→ Exercise requirements
Every line of the data must be copied exactly.
::::
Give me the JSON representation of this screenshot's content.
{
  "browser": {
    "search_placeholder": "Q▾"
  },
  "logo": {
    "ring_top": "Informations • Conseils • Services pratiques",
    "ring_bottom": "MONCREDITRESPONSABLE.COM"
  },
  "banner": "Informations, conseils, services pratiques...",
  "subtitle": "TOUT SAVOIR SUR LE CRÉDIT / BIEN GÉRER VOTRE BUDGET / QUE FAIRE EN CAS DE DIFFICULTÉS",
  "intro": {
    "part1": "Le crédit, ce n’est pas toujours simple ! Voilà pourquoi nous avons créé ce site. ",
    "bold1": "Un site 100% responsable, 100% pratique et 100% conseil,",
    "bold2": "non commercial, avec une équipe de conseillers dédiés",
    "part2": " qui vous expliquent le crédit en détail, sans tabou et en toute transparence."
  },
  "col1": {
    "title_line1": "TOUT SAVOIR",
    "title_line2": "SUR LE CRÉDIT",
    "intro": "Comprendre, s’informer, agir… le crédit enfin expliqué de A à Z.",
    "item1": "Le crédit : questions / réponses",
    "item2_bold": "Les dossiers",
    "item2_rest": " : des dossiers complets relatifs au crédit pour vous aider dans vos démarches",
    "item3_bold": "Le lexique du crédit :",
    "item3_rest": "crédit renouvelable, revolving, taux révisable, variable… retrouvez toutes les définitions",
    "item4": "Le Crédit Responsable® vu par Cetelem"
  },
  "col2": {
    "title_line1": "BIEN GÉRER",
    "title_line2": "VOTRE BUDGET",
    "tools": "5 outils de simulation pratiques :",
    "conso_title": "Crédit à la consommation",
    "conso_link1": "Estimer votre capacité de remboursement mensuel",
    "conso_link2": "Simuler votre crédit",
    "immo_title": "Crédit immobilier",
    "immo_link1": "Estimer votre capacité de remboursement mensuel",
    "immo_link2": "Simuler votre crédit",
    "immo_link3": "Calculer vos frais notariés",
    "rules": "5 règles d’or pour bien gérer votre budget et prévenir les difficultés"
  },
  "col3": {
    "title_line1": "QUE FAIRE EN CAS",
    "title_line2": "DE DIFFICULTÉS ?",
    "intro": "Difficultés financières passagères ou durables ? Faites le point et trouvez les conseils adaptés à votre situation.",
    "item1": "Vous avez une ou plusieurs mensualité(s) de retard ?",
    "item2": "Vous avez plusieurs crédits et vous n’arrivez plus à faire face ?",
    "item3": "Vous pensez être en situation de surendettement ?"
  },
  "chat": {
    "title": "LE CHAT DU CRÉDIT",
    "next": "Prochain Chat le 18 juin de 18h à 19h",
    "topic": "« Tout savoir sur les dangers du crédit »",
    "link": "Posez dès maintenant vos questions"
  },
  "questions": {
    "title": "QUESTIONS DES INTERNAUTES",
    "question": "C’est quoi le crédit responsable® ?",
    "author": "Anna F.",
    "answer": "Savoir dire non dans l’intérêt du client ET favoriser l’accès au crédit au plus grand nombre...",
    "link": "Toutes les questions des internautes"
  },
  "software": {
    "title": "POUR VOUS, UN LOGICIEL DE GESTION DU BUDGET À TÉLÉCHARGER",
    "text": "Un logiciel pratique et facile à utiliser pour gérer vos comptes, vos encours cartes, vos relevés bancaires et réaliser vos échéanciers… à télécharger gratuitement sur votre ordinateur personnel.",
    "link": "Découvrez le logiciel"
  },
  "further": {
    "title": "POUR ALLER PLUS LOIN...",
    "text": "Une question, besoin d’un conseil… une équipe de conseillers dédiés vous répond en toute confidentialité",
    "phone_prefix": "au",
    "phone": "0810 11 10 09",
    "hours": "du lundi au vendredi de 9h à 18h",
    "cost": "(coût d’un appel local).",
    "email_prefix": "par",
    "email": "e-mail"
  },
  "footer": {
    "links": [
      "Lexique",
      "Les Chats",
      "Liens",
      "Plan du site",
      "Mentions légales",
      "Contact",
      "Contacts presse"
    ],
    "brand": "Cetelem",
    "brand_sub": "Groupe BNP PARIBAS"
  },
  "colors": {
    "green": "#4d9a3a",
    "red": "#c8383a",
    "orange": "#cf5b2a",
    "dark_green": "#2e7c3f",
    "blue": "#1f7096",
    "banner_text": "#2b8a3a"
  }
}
::::
→ Answer to the problem
Give me the JSON representation of this screenshot's content.
{
  "browser": {
    "search_placeholder": "Q▾"
  },
  "logo": {
    "ring_top": "Informations • Conseils • Services pratiques",
    "ring_bottom": "MONCREDITRESPONSABLE.COM"
  },
  "banner": "Informations, conseils, services pratiques...",
  "subtitle": "TOUT SAVOIR SUR LE CRÉDIT / BIEN GÉRER VOTRE BUDGET / QUE FAIRE EN CAS DE DIFFICULTÉS",
  "intro": {
    "part1": "Le crédit, ce n’est pas toujours simple ! Voilà pourquoi nous avons créé ce site. ",
    "bold1": "Un site 100% responsable, 100% pratique et 100% conseil,",
    "bold2": "non commercial, avec une équipe de conseillers dédiés",
    "part2": " qui vous expliquent le crédit en détail, sans tabou et en toute transparence."
  },
  "col1": {
    "title_line1": "TOUT SAVOIR",
    "title_line2": "SUR LE CRÉDIT",
    "intro": "Comprendre, s’informer, agir… le crédit enfin expliqué de A à Z.",
    "item1": "Le crédit : questions / réponses",
    "item2_bold": "Les dossiers",
    "item2_rest": " : des dossiers complets relatifs au crédit pour vous aider dans vos démarches",
    "item3_bold": "Le lexique du crédit :",
    "item3_rest": "crédit renouvelable, revolving, taux révisable, variable… retrouvez toutes les définitions",
    "item4": "Le Crédit Responsable® vu par Cetelem"
  },
  "col2": {
    "title_line1": "BIEN GÉRER",
    "title_line2": "VOTRE BUDGET",
    "tools": "5 outils de simulation pratiques :",
    "conso_title": "Crédit à la consommation",
    "conso_link1": "Estimer votre capacité de remboursement mensuel",
    "conso_link2": "Simuler votre crédit",
    "immo_title": "Crédit immobilier",
    "immo_link1": "Estimer votre capacité de remboursement mensuel",
    "immo_link2": "Simuler votre crédit",
    "immo_link3": "Calculer vos frais notariés",
    "rules": "5 règles d’or pour bien gérer votre budget et prévenir les difficultés"
  },
  "col3": {
    "title_line1": "QUE FAIRE EN CAS",
    "title_line2": "DE DIFFICULTÉS ?",
    "intro": "Difficultés financières passagères ou durables ? Faites le point et trouvez les conseils adaptés à votre situation.",
    "item1": "Vous avez une ou plusieurs mensualité(s) de retard ?",
    "item2": "Vous avez plusieurs crédits et vous n’arrivez plus à faire face ?",
    "item3": "Vous pensez être en situation de surendettement ?"
  },
  "chat": {
    "title": "LE CHAT DU CRÉDIT",
    "next": "Prochain Chat le 18 juin de 18h à 19h",
    "topic": "« Tout savoir sur les dangers du crédit »",
    "link": "Posez dès maintenant vos questions"
  },
  "questions": {
    "title": "QUESTIONS DES INTERNAUTES",
    "question": "C’est quoi le crédit responsable® ?",
    "author": "Anna F.",
    "answer": "Savoir dire non dans l’intérêt du client ET favoriser l’accès au crédit au plus grand nombre...",
    "link": "Toutes les questions des internautes"
  },
  "software": {
    "title": "POUR VOUS, UN LOGICIEL DE GESTION DU BUDGET À TÉLÉCHARGER",
    "text": "Un logiciel pratique et facile à utiliser pour gérer vos comptes, vos encours cartes, vos relevés bancaires et réaliser vos échéanciers… à télécharger gratuitement sur votre ordinateur personnel.",
    "link": "Découvrez le logiciel"
  },
  "further": {
    "title": "POUR ALLER PLUS LOIN...",
    "text": "Une question, besoin d’un conseil… une équipe de conseillers dédiés vous répond en toute confidentialité",
    "phone_prefix": "au",
    "phone": "0810 11 10 09",
    "hours": "du lundi au vendredi de 9h à 18h",
    "cost": "(coût d’un appel local).",
    "email_prefix": "par",
    "email": "e-mail"
  },
  "footer": {
    "links": [
      "Lexique",
      "Les Chats",
      "Liens",
      "Plan du site",
      "Mentions légales",
      "Contact",
      "Contacts presse"
    ],
    "brand": "Cetelem",
    "brand_sub": "Groupe BNP PARIBAS"
  },
  "colors": {
    "green": "#4d9a3a",
    "red": "#c8383a",
    "orange": "#cf5b2a",
    "dark_green": "#2e7c3f",
    "blue": "#1f7096",
    "banner_text": "#2b8a3a"
  }
}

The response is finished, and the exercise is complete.